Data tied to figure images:
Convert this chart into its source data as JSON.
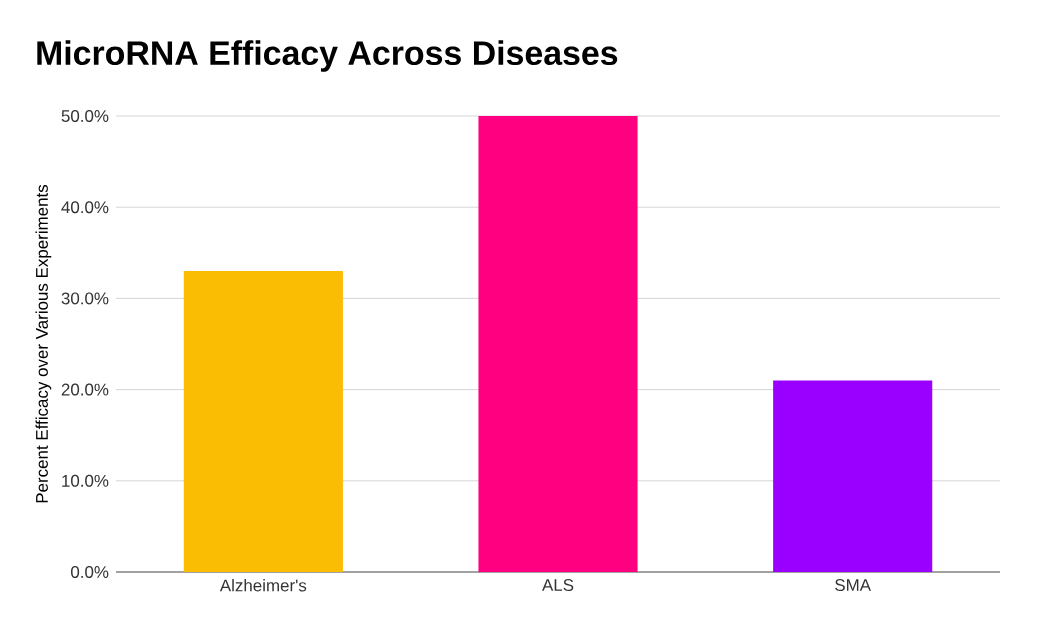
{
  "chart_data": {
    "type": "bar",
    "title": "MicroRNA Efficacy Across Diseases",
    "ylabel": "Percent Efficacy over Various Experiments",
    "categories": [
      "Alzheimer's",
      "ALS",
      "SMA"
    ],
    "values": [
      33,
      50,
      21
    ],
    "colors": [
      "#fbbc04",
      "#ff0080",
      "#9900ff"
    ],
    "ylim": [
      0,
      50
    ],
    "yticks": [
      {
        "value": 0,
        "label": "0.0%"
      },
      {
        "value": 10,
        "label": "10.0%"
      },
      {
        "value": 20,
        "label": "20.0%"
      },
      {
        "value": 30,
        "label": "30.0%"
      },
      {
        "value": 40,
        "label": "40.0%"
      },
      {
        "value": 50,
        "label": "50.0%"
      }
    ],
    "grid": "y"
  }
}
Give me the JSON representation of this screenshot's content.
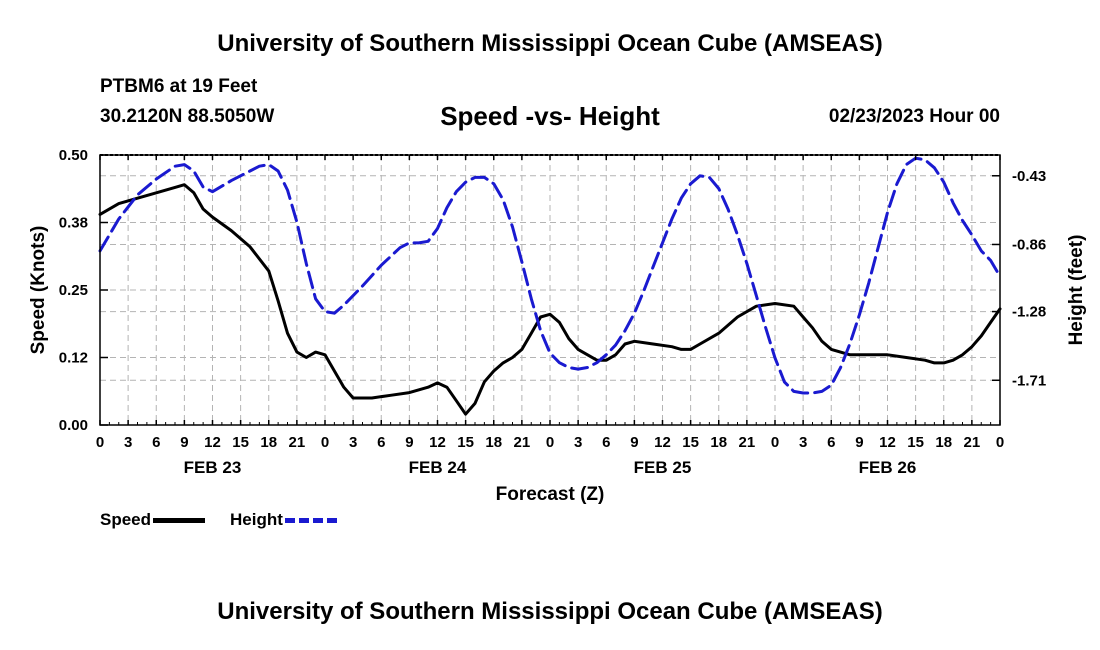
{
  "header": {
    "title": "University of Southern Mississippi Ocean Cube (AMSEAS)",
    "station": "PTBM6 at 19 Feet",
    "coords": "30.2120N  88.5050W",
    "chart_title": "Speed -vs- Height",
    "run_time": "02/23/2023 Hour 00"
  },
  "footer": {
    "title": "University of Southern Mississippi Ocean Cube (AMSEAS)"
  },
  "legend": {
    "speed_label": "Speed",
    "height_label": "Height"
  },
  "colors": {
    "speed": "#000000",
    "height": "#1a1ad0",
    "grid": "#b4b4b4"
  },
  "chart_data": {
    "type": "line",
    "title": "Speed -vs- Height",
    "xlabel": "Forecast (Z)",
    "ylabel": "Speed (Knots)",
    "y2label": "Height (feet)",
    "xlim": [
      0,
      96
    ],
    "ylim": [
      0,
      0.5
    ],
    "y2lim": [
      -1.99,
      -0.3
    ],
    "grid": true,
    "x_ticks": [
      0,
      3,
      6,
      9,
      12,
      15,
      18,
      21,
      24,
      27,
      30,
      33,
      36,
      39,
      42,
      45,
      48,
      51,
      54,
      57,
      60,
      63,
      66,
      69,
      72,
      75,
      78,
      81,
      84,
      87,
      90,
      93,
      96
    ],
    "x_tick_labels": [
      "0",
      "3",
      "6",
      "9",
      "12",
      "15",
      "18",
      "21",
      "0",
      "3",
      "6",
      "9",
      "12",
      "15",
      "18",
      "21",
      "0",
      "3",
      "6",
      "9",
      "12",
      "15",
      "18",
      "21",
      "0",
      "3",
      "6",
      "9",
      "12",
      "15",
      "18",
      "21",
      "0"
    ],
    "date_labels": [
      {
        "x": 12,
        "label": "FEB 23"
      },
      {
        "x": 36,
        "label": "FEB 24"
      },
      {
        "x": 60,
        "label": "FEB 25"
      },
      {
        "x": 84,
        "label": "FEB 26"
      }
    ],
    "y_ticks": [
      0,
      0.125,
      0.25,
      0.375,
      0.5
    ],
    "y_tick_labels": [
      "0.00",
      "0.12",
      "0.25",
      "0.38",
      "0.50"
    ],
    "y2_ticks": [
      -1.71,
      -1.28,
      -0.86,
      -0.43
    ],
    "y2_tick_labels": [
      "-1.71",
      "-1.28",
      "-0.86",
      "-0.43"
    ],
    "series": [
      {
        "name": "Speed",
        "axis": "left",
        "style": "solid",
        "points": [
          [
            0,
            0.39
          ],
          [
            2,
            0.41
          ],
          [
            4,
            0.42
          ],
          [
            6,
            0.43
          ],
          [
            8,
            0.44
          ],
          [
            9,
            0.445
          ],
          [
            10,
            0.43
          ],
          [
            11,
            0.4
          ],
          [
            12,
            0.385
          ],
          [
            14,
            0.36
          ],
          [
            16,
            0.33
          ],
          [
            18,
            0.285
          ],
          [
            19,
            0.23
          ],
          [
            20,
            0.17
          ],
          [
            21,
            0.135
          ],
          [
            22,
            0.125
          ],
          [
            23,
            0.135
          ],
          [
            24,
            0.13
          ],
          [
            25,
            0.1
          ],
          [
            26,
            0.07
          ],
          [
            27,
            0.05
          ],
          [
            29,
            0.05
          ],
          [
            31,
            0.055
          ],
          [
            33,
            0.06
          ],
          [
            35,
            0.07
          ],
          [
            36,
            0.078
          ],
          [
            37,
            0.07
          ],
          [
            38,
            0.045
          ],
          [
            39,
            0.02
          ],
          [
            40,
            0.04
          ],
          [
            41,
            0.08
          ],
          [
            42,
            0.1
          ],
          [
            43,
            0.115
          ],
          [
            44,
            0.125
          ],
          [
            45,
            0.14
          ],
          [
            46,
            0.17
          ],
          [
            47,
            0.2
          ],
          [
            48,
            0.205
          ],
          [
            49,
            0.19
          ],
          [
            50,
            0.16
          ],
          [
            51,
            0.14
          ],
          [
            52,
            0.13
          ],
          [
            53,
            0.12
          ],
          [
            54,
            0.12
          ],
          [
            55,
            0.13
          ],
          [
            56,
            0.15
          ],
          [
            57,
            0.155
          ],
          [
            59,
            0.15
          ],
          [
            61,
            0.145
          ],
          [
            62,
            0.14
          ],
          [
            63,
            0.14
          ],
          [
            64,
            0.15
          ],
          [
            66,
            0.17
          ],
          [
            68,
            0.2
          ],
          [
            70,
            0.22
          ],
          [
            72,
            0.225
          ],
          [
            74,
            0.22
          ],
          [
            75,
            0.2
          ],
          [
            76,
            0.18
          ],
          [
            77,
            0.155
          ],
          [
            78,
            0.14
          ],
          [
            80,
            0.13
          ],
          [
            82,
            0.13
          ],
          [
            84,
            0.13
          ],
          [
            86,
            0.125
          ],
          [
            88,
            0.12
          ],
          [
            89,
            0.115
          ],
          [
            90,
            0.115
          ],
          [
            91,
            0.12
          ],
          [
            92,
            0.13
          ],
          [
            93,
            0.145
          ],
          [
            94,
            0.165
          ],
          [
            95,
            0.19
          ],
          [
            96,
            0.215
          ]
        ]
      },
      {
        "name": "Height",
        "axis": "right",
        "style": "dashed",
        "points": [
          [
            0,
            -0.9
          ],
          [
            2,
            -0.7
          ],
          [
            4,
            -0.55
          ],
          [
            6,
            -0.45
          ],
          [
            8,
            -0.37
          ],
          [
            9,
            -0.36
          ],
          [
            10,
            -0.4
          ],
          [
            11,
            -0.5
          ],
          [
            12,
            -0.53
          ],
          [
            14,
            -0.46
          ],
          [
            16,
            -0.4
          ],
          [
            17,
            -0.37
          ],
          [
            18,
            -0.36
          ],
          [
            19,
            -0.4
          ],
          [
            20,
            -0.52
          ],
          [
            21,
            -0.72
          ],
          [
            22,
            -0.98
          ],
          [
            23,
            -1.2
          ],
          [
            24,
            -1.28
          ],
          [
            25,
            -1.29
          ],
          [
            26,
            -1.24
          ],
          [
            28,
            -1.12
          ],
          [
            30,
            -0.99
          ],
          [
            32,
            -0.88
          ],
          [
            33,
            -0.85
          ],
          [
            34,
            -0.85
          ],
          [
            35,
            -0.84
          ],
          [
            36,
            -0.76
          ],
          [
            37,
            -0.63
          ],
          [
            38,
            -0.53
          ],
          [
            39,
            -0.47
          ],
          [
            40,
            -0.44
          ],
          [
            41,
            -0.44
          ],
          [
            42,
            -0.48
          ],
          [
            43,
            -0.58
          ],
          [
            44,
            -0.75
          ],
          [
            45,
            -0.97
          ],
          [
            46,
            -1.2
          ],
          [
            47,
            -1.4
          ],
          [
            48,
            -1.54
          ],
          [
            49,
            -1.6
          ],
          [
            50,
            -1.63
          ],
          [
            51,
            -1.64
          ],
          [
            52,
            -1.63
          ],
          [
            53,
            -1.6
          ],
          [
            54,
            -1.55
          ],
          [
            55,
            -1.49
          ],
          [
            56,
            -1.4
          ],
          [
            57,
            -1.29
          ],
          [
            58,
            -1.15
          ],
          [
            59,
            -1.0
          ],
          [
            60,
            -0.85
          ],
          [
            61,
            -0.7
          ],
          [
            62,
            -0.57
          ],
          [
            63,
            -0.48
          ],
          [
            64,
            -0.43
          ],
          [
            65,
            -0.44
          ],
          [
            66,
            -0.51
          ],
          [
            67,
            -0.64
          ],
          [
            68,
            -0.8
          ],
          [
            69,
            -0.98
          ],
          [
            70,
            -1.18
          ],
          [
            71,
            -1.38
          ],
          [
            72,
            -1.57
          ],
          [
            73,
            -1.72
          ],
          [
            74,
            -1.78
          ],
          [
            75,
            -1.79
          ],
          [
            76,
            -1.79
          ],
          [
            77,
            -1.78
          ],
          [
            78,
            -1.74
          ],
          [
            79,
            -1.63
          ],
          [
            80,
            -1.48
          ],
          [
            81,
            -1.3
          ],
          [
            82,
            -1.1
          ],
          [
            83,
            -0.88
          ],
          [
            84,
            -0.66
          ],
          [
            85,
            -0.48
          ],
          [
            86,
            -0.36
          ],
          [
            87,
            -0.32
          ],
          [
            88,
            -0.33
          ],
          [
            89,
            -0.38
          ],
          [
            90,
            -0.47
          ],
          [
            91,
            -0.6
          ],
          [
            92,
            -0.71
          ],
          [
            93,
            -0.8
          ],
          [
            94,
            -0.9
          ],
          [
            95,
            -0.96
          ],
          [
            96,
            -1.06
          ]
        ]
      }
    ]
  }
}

The problem: From the data above, copy each line that holds "Mississippi".

Response to this task:
    "title": "University of Southern Mississippi Ocean Cube (AMSEAS)",
    "title": "University of Southern Mississippi Ocean Cube (AMSEAS)"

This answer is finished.